RECORDS SHOWN:
____________________

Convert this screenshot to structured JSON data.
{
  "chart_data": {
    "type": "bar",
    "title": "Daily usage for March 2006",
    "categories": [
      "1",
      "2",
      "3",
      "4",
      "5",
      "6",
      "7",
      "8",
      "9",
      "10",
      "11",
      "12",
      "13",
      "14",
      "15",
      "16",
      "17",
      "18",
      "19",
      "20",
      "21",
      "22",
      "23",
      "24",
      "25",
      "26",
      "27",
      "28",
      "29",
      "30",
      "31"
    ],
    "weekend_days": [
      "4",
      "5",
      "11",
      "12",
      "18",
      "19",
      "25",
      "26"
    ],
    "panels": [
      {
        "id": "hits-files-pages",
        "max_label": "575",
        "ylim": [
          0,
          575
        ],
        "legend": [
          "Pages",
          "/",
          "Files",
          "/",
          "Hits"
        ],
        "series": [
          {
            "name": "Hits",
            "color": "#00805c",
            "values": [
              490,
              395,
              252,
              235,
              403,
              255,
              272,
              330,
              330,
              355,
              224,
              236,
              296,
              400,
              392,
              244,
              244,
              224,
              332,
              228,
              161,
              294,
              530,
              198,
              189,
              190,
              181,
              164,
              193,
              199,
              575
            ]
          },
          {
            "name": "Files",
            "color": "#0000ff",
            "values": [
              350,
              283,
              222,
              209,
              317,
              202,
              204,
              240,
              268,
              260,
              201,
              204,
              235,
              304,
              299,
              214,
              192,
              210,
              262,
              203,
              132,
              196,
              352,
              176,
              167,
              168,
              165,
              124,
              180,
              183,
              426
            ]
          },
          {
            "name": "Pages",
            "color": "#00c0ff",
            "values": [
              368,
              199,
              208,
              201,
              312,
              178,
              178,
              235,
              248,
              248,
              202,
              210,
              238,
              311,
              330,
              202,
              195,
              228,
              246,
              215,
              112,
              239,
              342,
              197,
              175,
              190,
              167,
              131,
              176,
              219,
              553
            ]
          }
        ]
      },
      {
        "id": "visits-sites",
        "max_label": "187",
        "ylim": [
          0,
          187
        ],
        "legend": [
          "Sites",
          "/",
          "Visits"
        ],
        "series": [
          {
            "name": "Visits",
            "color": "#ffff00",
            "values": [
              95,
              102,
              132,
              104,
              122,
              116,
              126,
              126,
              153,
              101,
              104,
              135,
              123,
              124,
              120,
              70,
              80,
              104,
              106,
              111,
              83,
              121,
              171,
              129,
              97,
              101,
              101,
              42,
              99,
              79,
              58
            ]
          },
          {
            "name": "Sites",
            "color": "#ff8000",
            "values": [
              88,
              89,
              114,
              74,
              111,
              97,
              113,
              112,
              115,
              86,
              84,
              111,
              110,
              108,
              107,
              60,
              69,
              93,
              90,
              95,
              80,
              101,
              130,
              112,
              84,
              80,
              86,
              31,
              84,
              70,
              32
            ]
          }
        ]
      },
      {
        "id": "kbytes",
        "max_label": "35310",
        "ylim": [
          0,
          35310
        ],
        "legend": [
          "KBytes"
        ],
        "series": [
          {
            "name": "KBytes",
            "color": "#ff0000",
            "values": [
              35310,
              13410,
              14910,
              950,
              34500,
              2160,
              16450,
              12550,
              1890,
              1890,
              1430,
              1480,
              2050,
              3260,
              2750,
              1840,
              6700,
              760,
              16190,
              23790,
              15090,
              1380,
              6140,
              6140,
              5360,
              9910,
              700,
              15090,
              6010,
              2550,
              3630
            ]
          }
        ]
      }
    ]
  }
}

____________________

TASK DESCRIPTION: Go through the entries and repeat each one exactly.

THE OUTPUT:
Convert this screenshot to structured JSON data.
{
  "chart_data": {
    "type": "bar",
    "title": "Daily usage for March 2006",
    "categories": [
      "1",
      "2",
      "3",
      "4",
      "5",
      "6",
      "7",
      "8",
      "9",
      "10",
      "11",
      "12",
      "13",
      "14",
      "15",
      "16",
      "17",
      "18",
      "19",
      "20",
      "21",
      "22",
      "23",
      "24",
      "25",
      "26",
      "27",
      "28",
      "29",
      "30",
      "31"
    ],
    "weekend_days": [
      "4",
      "5",
      "11",
      "12",
      "18",
      "19",
      "25",
      "26"
    ],
    "panels": [
      {
        "id": "hits-files-pages",
        "max_label": "575",
        "ylim": [
          0,
          575
        ],
        "legend": [
          "Pages",
          "/",
          "Files",
          "/",
          "Hits"
        ],
        "series": [
          {
            "name": "Hits",
            "color": "#00805c",
            "values": [
              490,
              395,
              252,
              235,
              403,
              255,
              272,
              330,
              330,
              355,
              224,
              236,
              296,
              400,
              392,
              244,
              244,
              224,
              332,
              228,
              161,
              294,
              530,
              198,
              189,
              190,
              181,
              164,
              193,
              199,
              575
            ]
          },
          {
            "name": "Files",
            "color": "#0000ff",
            "values": [
              350,
              283,
              222,
              209,
              317,
              202,
              204,
              240,
              268,
              260,
              201,
              204,
              235,
              304,
              299,
              214,
              192,
              210,
              262,
              203,
              132,
              196,
              352,
              176,
              167,
              168,
              165,
              124,
              180,
              183,
              426
            ]
          },
          {
            "name": "Pages",
            "color": "#00c0ff",
            "values": [
              368,
              199,
              208,
              201,
              312,
              178,
              178,
              235,
              248,
              248,
              202,
              210,
              238,
              311,
              330,
              202,
              195,
              228,
              246,
              215,
              112,
              239,
              342,
              197,
              175,
              190,
              167,
              131,
              176,
              219,
              553
            ]
          }
        ]
      },
      {
        "id": "visits-sites",
        "max_label": "187",
        "ylim": [
          0,
          187
        ],
        "legend": [
          "Sites",
          "/",
          "Visits"
        ],
        "series": [
          {
            "name": "Visits",
            "color": "#ffff00",
            "values": [
              95,
              102,
              132,
              104,
              122,
              116,
              126,
              126,
              153,
              101,
              104,
              135,
              123,
              124,
              120,
              70,
              80,
              104,
              106,
              111,
              83,
              121,
              171,
              129,
              97,
              101,
              101,
              42,
              99,
              79,
              58
            ]
          },
          {
            "name": "Sites",
            "color": "#ff8000",
            "values": [
              88,
              89,
              114,
              74,
              111,
              97,
              113,
              112,
              115,
              86,
              84,
              111,
              110,
              108,
              107,
              60,
              69,
              93,
              90,
              95,
              80,
              101,
              130,
              112,
              84,
              80,
              86,
              31,
              84,
              70,
              32
            ]
          }
        ]
      },
      {
        "id": "kbytes",
        "max_label": "35310",
        "ylim": [
          0,
          35310
        ],
        "legend": [
          "KBytes"
        ],
        "series": [
          {
            "name": "KBytes",
            "color": "#ff0000",
            "values": [
              35310,
              13410,
              14910,
              950,
              34500,
              2160,
              16450,
              12550,
              1890,
              1890,
              1430,
              1480,
              2050,
              3260,
              2750,
              1840,
              6700,
              760,
              16190,
              23790,
              15090,
              1380,
              6140,
              6140,
              5360,
              9910,
              700,
              15090,
              6010,
              2550,
              3630
            ]
          }
        ]
      }
    ]
  }
}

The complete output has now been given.